[Start of Entries provided]

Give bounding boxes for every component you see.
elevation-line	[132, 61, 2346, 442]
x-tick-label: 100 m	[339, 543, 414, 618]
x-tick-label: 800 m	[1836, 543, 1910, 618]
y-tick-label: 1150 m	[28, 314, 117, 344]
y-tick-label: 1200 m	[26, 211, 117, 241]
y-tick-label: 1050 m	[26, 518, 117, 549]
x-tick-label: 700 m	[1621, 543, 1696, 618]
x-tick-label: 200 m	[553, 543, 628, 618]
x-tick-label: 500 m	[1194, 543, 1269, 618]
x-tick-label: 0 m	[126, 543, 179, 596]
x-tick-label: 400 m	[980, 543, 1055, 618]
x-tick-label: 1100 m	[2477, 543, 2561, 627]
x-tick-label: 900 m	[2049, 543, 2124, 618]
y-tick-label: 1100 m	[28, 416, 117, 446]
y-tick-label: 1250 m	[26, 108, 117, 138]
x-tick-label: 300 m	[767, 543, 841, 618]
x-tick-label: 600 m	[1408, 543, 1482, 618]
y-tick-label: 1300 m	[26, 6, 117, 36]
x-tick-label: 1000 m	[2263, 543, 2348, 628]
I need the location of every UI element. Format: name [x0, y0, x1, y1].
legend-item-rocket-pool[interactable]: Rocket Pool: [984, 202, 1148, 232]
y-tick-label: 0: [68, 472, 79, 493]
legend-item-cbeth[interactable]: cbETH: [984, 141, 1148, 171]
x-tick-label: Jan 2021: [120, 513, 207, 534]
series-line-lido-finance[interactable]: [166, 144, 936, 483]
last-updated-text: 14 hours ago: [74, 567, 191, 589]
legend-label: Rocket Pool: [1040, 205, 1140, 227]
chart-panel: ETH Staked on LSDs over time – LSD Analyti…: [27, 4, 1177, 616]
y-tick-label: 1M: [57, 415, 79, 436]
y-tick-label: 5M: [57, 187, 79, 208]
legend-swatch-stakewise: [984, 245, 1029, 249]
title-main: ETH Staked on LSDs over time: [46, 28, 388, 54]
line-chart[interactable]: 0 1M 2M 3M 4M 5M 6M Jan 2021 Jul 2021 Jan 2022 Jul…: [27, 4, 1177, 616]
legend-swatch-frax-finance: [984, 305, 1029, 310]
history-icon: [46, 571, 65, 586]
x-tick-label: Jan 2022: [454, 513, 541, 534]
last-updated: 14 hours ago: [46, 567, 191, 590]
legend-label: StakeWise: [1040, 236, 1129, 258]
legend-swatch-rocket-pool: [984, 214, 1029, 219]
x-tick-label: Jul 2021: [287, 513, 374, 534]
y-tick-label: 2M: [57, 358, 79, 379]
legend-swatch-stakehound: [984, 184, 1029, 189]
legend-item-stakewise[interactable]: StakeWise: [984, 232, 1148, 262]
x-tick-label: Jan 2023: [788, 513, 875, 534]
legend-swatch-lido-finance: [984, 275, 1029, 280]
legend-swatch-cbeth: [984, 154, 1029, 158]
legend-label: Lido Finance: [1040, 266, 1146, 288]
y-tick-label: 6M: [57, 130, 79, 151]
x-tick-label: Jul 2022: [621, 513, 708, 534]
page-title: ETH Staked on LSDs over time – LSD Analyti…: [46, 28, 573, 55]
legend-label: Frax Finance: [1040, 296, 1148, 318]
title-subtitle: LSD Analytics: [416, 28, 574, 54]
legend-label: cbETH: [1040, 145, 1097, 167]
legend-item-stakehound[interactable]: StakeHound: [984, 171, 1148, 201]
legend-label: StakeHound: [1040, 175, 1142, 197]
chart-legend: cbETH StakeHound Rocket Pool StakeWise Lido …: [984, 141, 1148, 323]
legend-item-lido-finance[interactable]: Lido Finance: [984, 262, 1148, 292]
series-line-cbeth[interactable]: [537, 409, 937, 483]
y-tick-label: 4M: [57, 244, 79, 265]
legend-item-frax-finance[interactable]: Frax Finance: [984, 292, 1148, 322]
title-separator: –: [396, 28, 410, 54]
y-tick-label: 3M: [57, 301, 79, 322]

[End of Entries provided]

**What is asked:**
Copy out every one of the rows above without changing any character.

**Completed exercise:**
Give bounding boxes for every component you see.
elevation-line	[132, 61, 2346, 442]
x-tick-label: 100 m	[339, 543, 414, 618]
x-tick-label: 800 m	[1836, 543, 1910, 618]
y-tick-label: 1150 m	[28, 314, 117, 344]
y-tick-label: 1200 m	[26, 211, 117, 241]
y-tick-label: 1050 m	[26, 518, 117, 549]
x-tick-label: 700 m	[1621, 543, 1696, 618]
x-tick-label: 200 m	[553, 543, 628, 618]
x-tick-label: 500 m	[1194, 543, 1269, 618]
x-tick-label: 0 m	[126, 543, 179, 596]
x-tick-label: 400 m	[980, 543, 1055, 618]
x-tick-label: 1100 m	[2477, 543, 2561, 627]
x-tick-label: 900 m	[2049, 543, 2124, 618]
y-tick-label: 1100 m	[28, 416, 117, 446]
y-tick-label: 1250 m	[26, 108, 117, 138]
x-tick-label: 300 m	[767, 543, 841, 618]
x-tick-label: 600 m	[1408, 543, 1482, 618]
y-tick-label: 1300 m	[26, 6, 117, 36]
x-tick-label: 1000 m	[2263, 543, 2348, 628]
I need the location of every UI element. Format: name [x0, y0, x1, y1].
legend-item-rocket-pool[interactable]: Rocket Pool: [984, 202, 1148, 232]
y-tick-label: 0: [68, 472, 79, 493]
legend-item-cbeth[interactable]: cbETH: [984, 141, 1148, 171]
x-tick-label: Jan 2021: [120, 513, 207, 534]
series-line-lido-finance[interactable]: [166, 144, 936, 483]
last-updated-text: 14 hours ago: [74, 567, 191, 589]
legend-label: Rocket Pool: [1040, 205, 1140, 227]
chart-panel: ETH Staked on LSDs over time – LSD Analyti…: [27, 4, 1177, 616]
y-tick-label: 1M: [57, 415, 79, 436]
y-tick-label: 5M: [57, 187, 79, 208]
legend-swatch-stakewise: [984, 245, 1029, 249]
title-main: ETH Staked on LSDs over time: [46, 28, 388, 54]
line-chart[interactable]: 0 1M 2M 3M 4M 5M 6M Jan 2021 Jul 2021 Jan 2022 Jul…: [27, 4, 1177, 616]
legend-swatch-frax-finance: [984, 305, 1029, 310]
history-icon: [46, 571, 65, 586]
x-tick-label: Jan 2022: [454, 513, 541, 534]
last-updated: 14 hours ago: [46, 567, 191, 590]
legend-label: StakeWise: [1040, 236, 1129, 258]
legend-swatch-rocket-pool: [984, 214, 1029, 219]
x-tick-label: Jul 2021: [287, 513, 374, 534]
y-tick-label: 2M: [57, 358, 79, 379]
legend-swatch-stakehound: [984, 184, 1029, 189]
legend-item-stakewise[interactable]: StakeWise: [984, 232, 1148, 262]
x-tick-label: Jan 2023: [788, 513, 875, 534]
legend-swatch-lido-finance: [984, 275, 1029, 280]
legend-swatch-cbeth: [984, 154, 1029, 158]
legend-label: Lido Finance: [1040, 266, 1146, 288]
y-tick-label: 6M: [57, 130, 79, 151]
x-tick-label: Jul 2022: [621, 513, 708, 534]
page-title: ETH Staked on LSDs over time – LSD Analyti…: [46, 28, 573, 55]
legend-label: Frax Finance: [1040, 296, 1148, 318]
title-subtitle: LSD Analytics: [416, 28, 574, 54]
legend-label: cbETH: [1040, 145, 1097, 167]
legend-item-stakehound[interactable]: StakeHound: [984, 171, 1148, 201]
legend-label: StakeHound: [1040, 175, 1142, 197]
chart-legend: cbETH StakeHound Rocket Pool StakeWise Lido …: [984, 141, 1148, 323]
legend-item-lido-finance[interactable]: Lido Finance: [984, 262, 1148, 292]
series-line-cbeth[interactable]: [537, 409, 937, 483]
y-tick-label: 4M: [57, 244, 79, 265]
legend-item-frax-finance[interactable]: Frax Finance: [984, 292, 1148, 322]
title-separator: –: [396, 28, 410, 54]
y-tick-label: 3M: [57, 301, 79, 322]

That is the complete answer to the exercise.